--- BEGIN Raw data ---

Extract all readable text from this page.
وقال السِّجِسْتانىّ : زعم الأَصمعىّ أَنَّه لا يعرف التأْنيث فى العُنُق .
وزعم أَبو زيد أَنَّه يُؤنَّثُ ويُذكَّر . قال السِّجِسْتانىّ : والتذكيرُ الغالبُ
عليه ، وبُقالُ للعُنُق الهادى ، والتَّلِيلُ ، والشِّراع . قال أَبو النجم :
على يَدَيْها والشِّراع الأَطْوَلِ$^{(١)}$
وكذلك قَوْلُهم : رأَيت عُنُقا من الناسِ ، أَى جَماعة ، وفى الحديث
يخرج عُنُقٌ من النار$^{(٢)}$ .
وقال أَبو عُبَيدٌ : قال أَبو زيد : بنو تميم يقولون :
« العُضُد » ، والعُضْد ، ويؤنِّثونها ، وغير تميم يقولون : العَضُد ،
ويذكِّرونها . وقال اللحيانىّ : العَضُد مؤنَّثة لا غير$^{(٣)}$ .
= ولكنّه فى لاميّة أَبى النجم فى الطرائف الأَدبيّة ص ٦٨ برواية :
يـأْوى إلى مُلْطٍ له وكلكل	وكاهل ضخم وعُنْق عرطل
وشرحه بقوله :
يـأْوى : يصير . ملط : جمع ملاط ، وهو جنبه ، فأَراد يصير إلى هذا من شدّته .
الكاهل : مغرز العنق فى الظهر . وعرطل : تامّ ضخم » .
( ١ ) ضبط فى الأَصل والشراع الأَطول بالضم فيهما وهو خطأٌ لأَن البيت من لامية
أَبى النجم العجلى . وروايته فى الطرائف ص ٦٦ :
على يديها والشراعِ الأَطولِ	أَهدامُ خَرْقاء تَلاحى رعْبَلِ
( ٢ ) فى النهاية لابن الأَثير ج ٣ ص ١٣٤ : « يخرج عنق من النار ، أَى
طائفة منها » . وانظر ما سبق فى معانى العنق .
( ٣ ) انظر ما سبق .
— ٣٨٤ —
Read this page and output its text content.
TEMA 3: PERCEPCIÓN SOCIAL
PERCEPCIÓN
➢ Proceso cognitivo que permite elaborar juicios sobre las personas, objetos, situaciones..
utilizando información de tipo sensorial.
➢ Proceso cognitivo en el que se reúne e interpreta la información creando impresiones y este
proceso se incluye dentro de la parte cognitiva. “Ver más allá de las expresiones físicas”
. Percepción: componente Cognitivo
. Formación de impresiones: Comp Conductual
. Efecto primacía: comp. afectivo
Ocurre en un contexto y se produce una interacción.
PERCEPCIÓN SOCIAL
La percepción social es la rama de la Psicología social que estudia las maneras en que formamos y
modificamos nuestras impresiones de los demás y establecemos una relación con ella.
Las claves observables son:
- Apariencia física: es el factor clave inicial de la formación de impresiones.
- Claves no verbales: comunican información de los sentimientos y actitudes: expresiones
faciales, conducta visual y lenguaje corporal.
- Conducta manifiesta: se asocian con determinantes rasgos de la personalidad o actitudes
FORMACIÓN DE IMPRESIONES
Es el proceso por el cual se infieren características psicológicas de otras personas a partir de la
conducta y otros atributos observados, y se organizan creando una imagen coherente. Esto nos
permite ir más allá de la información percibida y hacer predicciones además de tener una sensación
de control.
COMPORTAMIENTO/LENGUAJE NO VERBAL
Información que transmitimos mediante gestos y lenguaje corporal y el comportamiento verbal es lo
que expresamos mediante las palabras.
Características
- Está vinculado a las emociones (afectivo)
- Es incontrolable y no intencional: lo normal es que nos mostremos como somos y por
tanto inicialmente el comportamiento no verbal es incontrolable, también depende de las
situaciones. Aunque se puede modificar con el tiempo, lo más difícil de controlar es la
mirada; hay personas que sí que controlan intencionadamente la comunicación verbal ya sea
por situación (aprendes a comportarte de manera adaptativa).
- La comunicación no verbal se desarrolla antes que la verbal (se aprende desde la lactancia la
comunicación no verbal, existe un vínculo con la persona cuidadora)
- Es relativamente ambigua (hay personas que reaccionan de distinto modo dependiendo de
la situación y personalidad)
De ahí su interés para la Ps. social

--- END Raw data ---

* Do this
Print all the data exactly.

* The answer
Extract all readable text from this page.
وقال السِّجِسْتانىّ : زعم الأَصمعىّ أَنَّه لا يعرف التأْنيث فى العُنُق .
وزعم أَبو زيد أَنَّه يُؤنَّثُ ويُذكَّر . قال السِّجِسْتانىّ : والتذكيرُ الغالبُ
عليه ، وبُقالُ للعُنُق الهادى ، والتَّلِيلُ ، والشِّراع . قال أَبو النجم :
على يَدَيْها والشِّراع الأَطْوَلِ$^{(١)}$
وكذلك قَوْلُهم : رأَيت عُنُقا من الناسِ ، أَى جَماعة ، وفى الحديث
يخرج عُنُقٌ من النار$^{(٢)}$ .
وقال أَبو عُبَيدٌ : قال أَبو زيد : بنو تميم يقولون :
« العُضُد » ، والعُضْد ، ويؤنِّثونها ، وغير تميم يقولون : العَضُد ،
ويذكِّرونها . وقال اللحيانىّ : العَضُد مؤنَّثة لا غير$^{(٣)}$ .
= ولكنّه فى لاميّة أَبى النجم فى الطرائف الأَدبيّة ص ٦٨ برواية :
يـأْوى إلى مُلْطٍ له وكلكل	وكاهل ضخم وعُنْق عرطل
وشرحه بقوله :
يـأْوى : يصير . ملط : جمع ملاط ، وهو جنبه ، فأَراد يصير إلى هذا من شدّته .
الكاهل : مغرز العنق فى الظهر . وعرطل : تامّ ضخم » .
( ١ ) ضبط فى الأَصل والشراع الأَطول بالضم فيهما وهو خطأٌ لأَن البيت من لامية
أَبى النجم العجلى . وروايته فى الطرائف ص ٦٦ :
على يديها والشراعِ الأَطولِ	أَهدامُ خَرْقاء تَلاحى رعْبَلِ
( ٢ ) فى النهاية لابن الأَثير ج ٣ ص ١٣٤ : « يخرج عنق من النار ، أَى
طائفة منها » . وانظر ما سبق فى معانى العنق .
( ٣ ) انظر ما سبق .
— ٣٨٤ —
Read this page and output its text content.
TEMA 3: PERCEPCIÓN SOCIAL
PERCEPCIÓN
➢ Proceso cognitivo que permite elaborar juicios sobre las personas, objetos, situaciones..
utilizando información de tipo sensorial.
➢ Proceso cognitivo en el que se reúne e interpreta la información creando impresiones y este
proceso se incluye dentro de la parte cognitiva. “Ver más allá de las expresiones físicas”
. Percepción: componente Cognitivo
. Formación de impresiones: Comp Conductual
. Efecto primacía: comp. afectivo
Ocurre en un contexto y se produce una interacción.
PERCEPCIÓN SOCIAL
La percepción social es la rama de la Psicología social que estudia las maneras en que formamos y
modificamos nuestras impresiones de los demás y establecemos una relación con ella.
Las claves observables son:
- Apariencia física: es el factor clave inicial de la formación de impresiones.
- Claves no verbales: comunican información de los sentimientos y actitudes: expresiones
faciales, conducta visual y lenguaje corporal.
- Conducta manifiesta: se asocian con determinantes rasgos de la personalidad o actitudes
FORMACIÓN DE IMPRESIONES
Es el proceso por el cual se infieren características psicológicas de otras personas a partir de la
conducta y otros atributos observados, y se organizan creando una imagen coherente. Esto nos
permite ir más allá de la información percibida y hacer predicciones además de tener una sensación
de control.
COMPORTAMIENTO/LENGUAJE NO VERBAL
Información que transmitimos mediante gestos y lenguaje corporal y el comportamiento verbal es lo
que expresamos mediante las palabras.
Características
- Está vinculado a las emociones (afectivo)
- Es incontrolable y no intencional: lo normal es que nos mostremos como somos y por
tanto inicialmente el comportamiento no verbal es incontrolable, también depende de las
situaciones. Aunque se puede modificar con el tiempo, lo más difícil de controlar es la
mirada; hay personas que sí que controlan intencionadamente la comunicación verbal ya sea
por situación (aprendes a comportarte de manera adaptativa).
- La comunicación no verbal se desarrolla antes que la verbal (se aprende desde la lactancia la
comunicación no verbal, existe un vínculo con la persona cuidadora)
- Es relativamente ambigua (hay personas que reaccionan de distinto modo dependiendo de
la situación y personalidad)
De ahí su interés para la Ps. social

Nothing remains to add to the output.